**THE REQUEST**
Quote the whole listing verbatim.

**EXERCISE INPUTS**

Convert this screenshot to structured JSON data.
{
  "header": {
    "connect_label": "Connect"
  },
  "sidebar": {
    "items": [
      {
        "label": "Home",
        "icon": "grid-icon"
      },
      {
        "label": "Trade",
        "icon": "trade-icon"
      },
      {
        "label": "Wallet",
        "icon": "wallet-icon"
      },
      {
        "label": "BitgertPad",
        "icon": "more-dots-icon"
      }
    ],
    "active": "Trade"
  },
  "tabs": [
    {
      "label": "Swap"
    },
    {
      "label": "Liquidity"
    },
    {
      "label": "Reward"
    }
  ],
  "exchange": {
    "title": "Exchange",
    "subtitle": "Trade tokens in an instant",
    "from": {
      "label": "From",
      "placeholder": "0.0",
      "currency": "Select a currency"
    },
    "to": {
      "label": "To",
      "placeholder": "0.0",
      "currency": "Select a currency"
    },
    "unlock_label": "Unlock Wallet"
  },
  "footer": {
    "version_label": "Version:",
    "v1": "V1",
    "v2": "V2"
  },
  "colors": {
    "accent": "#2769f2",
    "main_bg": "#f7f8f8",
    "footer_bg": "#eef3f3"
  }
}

**THE REPLY**
Convert this screenshot to structured JSON data.
{
  "header": {
    "connect_label": "Connect"
  },
  "sidebar": {
    "items": [
      {
        "label": "Home",
        "icon": "grid-icon"
      },
      {
        "label": "Trade",
        "icon": "trade-icon"
      },
      {
        "label": "Wallet",
        "icon": "wallet-icon"
      },
      {
        "label": "BitgertPad",
        "icon": "more-dots-icon"
      }
    ],
    "active": "Trade"
  },
  "tabs": [
    {
      "label": "Swap"
    },
    {
      "label": "Liquidity"
    },
    {
      "label": "Reward"
    }
  ],
  "exchange": {
    "title": "Exchange",
    "subtitle": "Trade tokens in an instant",
    "from": {
      "label": "From",
      "placeholder": "0.0",
      "currency": "Select a currency"
    },
    "to": {
      "label": "To",
      "placeholder": "0.0",
      "currency": "Select a currency"
    },
    "unlock_label": "Unlock Wallet"
  },
  "footer": {
    "version_label": "Version:",
    "v1": "V1",
    "v2": "V2"
  },
  "colors": {
    "accent": "#2769f2",
    "main_bg": "#f7f8f8",
    "footer_bg": "#eef3f3"
  }
}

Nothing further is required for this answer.